Saved entries
***
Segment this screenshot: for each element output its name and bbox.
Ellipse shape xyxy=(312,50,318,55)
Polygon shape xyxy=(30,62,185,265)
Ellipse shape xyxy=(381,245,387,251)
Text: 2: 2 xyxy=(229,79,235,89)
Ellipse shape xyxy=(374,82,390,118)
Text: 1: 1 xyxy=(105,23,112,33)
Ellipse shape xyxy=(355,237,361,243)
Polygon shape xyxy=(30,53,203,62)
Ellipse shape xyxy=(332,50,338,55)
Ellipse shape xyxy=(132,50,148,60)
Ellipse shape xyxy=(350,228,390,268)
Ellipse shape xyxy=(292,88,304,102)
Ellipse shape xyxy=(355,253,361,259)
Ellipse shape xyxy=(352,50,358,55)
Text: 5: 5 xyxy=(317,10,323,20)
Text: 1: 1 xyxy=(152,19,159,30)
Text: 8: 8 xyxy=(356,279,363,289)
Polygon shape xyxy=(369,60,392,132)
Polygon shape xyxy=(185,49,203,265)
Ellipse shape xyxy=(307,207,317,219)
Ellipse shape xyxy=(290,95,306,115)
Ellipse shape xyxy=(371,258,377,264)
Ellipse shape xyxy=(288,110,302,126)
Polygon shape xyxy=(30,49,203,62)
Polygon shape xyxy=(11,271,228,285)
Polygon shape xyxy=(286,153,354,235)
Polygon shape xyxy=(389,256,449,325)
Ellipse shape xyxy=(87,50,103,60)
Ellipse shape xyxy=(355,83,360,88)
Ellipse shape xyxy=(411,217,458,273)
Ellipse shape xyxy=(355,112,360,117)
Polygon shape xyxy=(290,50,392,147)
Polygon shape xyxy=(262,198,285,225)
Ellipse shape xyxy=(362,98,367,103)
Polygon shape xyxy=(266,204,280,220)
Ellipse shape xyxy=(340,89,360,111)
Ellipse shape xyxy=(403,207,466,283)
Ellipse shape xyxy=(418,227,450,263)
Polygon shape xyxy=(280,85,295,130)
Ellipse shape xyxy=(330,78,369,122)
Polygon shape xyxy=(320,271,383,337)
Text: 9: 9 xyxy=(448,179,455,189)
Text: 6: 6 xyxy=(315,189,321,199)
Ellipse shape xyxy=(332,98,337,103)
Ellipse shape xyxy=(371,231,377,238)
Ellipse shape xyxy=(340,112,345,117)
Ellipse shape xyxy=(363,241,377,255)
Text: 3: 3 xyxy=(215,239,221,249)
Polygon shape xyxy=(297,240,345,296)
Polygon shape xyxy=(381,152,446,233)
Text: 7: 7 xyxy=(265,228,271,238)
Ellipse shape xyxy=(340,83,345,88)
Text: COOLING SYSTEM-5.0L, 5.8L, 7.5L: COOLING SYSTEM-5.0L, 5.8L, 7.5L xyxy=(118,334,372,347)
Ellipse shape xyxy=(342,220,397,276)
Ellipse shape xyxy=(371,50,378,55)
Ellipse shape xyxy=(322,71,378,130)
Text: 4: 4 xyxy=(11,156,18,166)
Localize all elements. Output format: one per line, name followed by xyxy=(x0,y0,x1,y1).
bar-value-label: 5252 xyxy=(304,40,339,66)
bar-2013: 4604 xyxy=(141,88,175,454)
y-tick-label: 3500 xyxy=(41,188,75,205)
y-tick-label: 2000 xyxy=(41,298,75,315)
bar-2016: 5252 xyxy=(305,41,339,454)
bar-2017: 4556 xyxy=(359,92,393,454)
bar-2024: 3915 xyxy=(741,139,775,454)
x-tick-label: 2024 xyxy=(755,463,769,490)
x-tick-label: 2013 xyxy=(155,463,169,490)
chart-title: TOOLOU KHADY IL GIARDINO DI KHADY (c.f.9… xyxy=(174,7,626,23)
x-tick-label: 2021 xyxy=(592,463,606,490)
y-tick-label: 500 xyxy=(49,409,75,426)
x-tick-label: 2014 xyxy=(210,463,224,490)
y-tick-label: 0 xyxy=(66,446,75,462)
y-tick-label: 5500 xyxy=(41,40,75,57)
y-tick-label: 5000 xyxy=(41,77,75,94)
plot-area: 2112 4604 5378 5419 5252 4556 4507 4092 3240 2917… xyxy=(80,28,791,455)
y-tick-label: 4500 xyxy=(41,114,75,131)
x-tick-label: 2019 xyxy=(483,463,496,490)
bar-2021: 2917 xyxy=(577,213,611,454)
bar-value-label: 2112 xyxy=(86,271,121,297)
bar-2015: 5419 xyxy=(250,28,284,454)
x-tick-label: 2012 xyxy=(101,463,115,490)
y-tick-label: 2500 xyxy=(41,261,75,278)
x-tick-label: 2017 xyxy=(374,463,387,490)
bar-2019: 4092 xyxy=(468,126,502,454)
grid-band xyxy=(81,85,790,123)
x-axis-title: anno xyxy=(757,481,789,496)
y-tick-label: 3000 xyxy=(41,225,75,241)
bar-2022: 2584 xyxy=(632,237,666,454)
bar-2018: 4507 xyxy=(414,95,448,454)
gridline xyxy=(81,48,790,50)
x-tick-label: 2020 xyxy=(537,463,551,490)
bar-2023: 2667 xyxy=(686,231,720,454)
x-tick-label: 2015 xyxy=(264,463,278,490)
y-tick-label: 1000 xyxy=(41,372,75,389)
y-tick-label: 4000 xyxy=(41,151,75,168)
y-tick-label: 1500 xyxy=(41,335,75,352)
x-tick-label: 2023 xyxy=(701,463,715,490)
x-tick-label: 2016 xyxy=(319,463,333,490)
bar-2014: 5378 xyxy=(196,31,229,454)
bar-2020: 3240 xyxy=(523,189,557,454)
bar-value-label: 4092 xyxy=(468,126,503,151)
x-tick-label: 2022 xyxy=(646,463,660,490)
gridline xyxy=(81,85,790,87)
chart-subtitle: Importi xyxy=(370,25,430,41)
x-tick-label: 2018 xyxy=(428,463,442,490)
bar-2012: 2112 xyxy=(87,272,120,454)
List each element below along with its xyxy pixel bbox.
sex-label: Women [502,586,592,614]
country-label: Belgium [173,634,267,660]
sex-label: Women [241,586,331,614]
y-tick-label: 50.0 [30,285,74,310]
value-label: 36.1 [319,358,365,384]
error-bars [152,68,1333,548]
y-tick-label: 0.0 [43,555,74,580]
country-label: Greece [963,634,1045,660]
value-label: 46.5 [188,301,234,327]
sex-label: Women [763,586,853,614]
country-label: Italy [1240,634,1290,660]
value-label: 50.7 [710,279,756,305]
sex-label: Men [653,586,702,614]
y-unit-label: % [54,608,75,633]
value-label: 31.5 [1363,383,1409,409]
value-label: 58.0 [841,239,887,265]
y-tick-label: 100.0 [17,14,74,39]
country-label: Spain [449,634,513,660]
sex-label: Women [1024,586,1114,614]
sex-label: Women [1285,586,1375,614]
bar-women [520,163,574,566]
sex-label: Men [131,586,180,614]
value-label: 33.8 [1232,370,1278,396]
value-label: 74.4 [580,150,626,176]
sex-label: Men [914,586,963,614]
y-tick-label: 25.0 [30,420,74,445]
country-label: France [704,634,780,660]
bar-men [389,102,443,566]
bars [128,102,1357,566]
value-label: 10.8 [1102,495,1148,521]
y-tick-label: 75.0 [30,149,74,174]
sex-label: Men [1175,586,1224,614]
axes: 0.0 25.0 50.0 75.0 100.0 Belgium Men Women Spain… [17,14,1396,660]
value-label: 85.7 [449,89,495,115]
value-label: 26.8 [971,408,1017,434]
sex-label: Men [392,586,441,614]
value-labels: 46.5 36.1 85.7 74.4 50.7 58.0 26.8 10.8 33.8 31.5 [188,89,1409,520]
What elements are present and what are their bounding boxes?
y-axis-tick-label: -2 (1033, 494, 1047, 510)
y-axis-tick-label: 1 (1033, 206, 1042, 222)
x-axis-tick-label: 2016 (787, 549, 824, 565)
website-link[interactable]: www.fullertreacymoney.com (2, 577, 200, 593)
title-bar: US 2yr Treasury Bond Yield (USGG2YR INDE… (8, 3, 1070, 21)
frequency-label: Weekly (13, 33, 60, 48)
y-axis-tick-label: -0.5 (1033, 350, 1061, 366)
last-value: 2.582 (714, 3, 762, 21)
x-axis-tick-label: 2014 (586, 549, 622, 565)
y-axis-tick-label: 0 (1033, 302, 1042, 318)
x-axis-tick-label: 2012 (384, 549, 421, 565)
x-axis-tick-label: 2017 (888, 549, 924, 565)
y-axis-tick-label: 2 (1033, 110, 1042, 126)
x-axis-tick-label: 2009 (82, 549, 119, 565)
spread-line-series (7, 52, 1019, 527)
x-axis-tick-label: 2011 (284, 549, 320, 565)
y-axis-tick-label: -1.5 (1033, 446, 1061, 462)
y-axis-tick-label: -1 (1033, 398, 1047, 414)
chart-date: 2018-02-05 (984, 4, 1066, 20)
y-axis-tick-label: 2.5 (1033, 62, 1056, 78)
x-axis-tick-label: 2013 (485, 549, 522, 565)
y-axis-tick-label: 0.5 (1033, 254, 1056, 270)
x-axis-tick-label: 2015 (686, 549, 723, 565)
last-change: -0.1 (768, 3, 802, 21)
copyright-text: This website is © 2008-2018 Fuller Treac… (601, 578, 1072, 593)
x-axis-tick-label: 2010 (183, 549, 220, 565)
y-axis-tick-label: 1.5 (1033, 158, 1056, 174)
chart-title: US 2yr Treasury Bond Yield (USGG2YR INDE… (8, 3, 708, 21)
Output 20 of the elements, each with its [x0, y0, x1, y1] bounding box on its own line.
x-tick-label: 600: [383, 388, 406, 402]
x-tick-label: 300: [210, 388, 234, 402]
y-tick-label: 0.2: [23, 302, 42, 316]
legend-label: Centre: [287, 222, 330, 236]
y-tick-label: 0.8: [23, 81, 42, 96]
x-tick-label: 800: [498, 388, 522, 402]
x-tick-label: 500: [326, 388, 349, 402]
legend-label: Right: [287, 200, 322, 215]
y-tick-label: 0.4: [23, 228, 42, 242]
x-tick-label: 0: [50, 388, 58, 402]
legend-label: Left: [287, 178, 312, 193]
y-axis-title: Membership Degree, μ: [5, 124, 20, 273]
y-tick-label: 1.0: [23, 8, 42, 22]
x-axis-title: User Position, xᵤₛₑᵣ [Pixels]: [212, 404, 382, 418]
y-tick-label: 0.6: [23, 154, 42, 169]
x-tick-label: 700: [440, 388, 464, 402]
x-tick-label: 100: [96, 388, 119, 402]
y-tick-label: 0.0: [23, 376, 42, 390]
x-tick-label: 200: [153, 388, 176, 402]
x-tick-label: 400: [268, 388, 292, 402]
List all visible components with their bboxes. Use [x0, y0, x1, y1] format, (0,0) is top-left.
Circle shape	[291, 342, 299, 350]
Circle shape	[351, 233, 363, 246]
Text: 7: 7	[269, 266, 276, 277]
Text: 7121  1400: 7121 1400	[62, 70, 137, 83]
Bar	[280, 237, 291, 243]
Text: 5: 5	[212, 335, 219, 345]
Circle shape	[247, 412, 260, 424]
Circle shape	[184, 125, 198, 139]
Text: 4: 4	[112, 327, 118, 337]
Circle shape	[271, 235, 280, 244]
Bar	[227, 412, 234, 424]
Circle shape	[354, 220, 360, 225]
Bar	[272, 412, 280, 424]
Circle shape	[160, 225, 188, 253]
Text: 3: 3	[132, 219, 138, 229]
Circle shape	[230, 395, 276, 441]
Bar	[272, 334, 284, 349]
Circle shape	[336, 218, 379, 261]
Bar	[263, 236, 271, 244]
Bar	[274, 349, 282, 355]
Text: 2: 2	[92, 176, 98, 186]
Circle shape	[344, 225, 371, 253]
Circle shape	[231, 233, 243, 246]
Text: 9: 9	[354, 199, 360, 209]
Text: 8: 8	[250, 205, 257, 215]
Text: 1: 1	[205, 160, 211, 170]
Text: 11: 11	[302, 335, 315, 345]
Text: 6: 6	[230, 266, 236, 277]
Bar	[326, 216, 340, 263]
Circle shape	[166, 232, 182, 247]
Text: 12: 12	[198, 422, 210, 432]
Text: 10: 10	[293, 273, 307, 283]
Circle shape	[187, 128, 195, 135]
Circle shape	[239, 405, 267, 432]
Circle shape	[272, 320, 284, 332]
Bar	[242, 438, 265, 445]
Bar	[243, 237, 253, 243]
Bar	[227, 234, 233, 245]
***
### Request:
Transcribe the material above without any changes, beginning at its first line and continuing through the line containing "Ellipse shape xyxy=(132,50,148,60)".

### Response to this exercise:
Segment this screenshot: for each element output its name and bbox.
Ellipse shape xyxy=(312,50,318,55)
Polygon shape xyxy=(30,62,185,265)
Ellipse shape xyxy=(381,245,387,251)
Text: 2: 2 xyxy=(229,79,235,89)
Ellipse shape xyxy=(374,82,390,118)
Text: 1: 1 xyxy=(105,23,112,33)
Ellipse shape xyxy=(355,237,361,243)
Polygon shape xyxy=(30,53,203,62)
Ellipse shape xyxy=(332,50,338,55)
Ellipse shape xyxy=(132,50,148,60)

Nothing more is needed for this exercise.